Records from a dataset:

----

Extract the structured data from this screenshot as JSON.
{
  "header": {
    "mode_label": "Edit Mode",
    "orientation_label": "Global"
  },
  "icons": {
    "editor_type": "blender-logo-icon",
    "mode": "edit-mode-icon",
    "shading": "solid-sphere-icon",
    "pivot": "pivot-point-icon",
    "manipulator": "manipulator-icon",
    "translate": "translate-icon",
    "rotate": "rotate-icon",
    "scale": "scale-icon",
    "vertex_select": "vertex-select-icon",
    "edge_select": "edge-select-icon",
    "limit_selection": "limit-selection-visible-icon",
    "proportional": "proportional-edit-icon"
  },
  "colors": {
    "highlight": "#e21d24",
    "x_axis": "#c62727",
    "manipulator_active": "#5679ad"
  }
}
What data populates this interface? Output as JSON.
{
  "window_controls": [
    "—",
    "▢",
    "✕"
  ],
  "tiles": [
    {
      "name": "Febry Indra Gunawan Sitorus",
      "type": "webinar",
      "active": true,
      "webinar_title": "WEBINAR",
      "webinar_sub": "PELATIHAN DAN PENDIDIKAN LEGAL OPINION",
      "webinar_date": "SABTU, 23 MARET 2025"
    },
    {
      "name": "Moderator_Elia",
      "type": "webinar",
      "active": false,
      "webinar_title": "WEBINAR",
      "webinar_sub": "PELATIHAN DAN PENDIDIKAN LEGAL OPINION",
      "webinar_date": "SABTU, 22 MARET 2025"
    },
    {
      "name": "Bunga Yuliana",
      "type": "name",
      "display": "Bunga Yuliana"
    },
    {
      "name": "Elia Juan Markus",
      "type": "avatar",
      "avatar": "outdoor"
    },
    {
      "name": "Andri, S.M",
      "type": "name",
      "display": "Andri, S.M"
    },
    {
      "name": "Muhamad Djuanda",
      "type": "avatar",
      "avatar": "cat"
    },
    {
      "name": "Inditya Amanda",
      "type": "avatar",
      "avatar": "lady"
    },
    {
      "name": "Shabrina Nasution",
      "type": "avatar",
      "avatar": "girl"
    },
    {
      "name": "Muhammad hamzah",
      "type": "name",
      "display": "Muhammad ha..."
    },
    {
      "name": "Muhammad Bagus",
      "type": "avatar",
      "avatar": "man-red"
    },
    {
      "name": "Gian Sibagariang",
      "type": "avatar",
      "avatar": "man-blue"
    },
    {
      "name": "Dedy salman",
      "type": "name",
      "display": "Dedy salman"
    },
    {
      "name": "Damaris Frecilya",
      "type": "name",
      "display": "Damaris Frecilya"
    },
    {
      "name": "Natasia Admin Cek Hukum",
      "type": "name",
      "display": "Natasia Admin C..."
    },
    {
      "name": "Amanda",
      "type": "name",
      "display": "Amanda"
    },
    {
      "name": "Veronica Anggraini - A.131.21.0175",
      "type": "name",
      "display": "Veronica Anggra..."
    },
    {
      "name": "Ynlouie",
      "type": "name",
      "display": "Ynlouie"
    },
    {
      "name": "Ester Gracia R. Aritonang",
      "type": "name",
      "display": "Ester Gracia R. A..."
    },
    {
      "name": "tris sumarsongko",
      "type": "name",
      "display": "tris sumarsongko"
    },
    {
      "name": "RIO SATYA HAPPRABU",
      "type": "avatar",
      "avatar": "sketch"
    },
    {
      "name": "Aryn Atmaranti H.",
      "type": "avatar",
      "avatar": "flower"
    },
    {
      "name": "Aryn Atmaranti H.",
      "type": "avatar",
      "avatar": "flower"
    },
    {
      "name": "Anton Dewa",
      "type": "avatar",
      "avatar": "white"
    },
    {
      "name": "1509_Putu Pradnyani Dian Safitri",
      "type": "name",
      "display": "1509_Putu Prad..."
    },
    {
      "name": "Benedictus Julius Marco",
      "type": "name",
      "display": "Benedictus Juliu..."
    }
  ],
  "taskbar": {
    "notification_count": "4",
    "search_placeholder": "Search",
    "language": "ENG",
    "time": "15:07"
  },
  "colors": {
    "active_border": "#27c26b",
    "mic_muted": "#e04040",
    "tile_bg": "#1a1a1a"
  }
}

----

## TASK TO CARRY OUT
Give all the entries again exactly; leave none out.

## WRITTEN REPLY
Extract the structured data from this screenshot as JSON.
{
  "header": {
    "mode_label": "Edit Mode",
    "orientation_label": "Global"
  },
  "icons": {
    "editor_type": "blender-logo-icon",
    "mode": "edit-mode-icon",
    "shading": "solid-sphere-icon",
    "pivot": "pivot-point-icon",
    "manipulator": "manipulator-icon",
    "translate": "translate-icon",
    "rotate": "rotate-icon",
    "scale": "scale-icon",
    "vertex_select": "vertex-select-icon",
    "edge_select": "edge-select-icon",
    "limit_selection": "limit-selection-visible-icon",
    "proportional": "proportional-edit-icon"
  },
  "colors": {
    "highlight": "#e21d24",
    "x_axis": "#c62727",
    "manipulator_active": "#5679ad"
  }
}
What data populates this interface? Output as JSON.
{
  "window_controls": [
    "—",
    "▢",
    "✕"
  ],
  "tiles": [
    {
      "name": "Febry Indra Gunawan Sitorus",
      "type": "webinar",
      "active": true,
      "webinar_title": "WEBINAR",
      "webinar_sub": "PELATIHAN DAN PENDIDIKAN LEGAL OPINION",
      "webinar_date": "SABTU, 23 MARET 2025"
    },
    {
      "name": "Moderator_Elia",
      "type": "webinar",
      "active": false,
      "webinar_title": "WEBINAR",
      "webinar_sub": "PELATIHAN DAN PENDIDIKAN LEGAL OPINION",
      "webinar_date": "SABTU, 22 MARET 2025"
    },
    {
      "name": "Bunga Yuliana",
      "type": "name",
      "display": "Bunga Yuliana"
    },
    {
      "name": "Elia Juan Markus",
      "type": "avatar",
      "avatar": "outdoor"
    },
    {
      "name": "Andri, S.M",
      "type": "name",
      "display": "Andri, S.M"
    },
    {
      "name": "Muhamad Djuanda",
      "type": "avatar",
      "avatar": "cat"
    },
    {
      "name": "Inditya Amanda",
      "type": "avatar",
      "avatar": "lady"
    },
    {
      "name": "Shabrina Nasution",
      "type": "avatar",
      "avatar": "girl"
    },
    {
      "name": "Muhammad hamzah",
      "type": "name",
      "display": "Muhammad ha..."
    },
    {
      "name": "Muhammad Bagus",
      "type": "avatar",
      "avatar": "man-red"
    },
    {
      "name": "Gian Sibagariang",
      "type": "avatar",
      "avatar": "man-blue"
    },
    {
      "name": "Dedy salman",
      "type": "name",
      "display": "Dedy salman"
    },
    {
      "name": "Damaris Frecilya",
      "type": "name",
      "display": "Damaris Frecilya"
    },
    {
      "name": "Natasia Admin Cek Hukum",
      "type": "name",
      "display": "Natasia Admin C..."
    },
    {
      "name": "Amanda",
      "type": "name",
      "display": "Amanda"
    },
    {
      "name": "Veronica Anggraini - A.131.21.0175",
      "type": "name",
      "display": "Veronica Anggra..."
    },
    {
      "name": "Ynlouie",
      "type": "name",
      "display": "Ynlouie"
    },
    {
      "name": "Ester Gracia R. Aritonang",
      "type": "name",
      "display": "Ester Gracia R. A..."
    },
    {
      "name": "tris sumarsongko",
      "type": "name",
      "display": "tris sumarsongko"
    },
    {
      "name": "RIO SATYA HAPPRABU",
      "type": "avatar",
      "avatar": "sketch"
    },
    {
      "name": "Aryn Atmaranti H.",
      "type": "avatar",
      "avatar": "flower"
    },
    {
      "name": "Aryn Atmaranti H.",
      "type": "avatar",
      "avatar": "flower"
    },
    {
      "name": "Anton Dewa",
      "type": "avatar",
      "avatar": "white"
    },
    {
      "name": "1509_Putu Pradnyani Dian Safitri",
      "type": "name",
      "display": "1509_Putu Prad..."
    },
    {
      "name": "Benedictus Julius Marco",
      "type": "name",
      "display": "Benedictus Juliu..."
    }
  ],
  "taskbar": {
    "notification_count": "4",
    "search_placeholder": "Search",
    "language": "ENG",
    "time": "15:07"
  },
  "colors": {
    "active_border": "#27c26b",
    "mic_muted": "#e04040",
    "tile_bg": "#1a1a1a"
  }
}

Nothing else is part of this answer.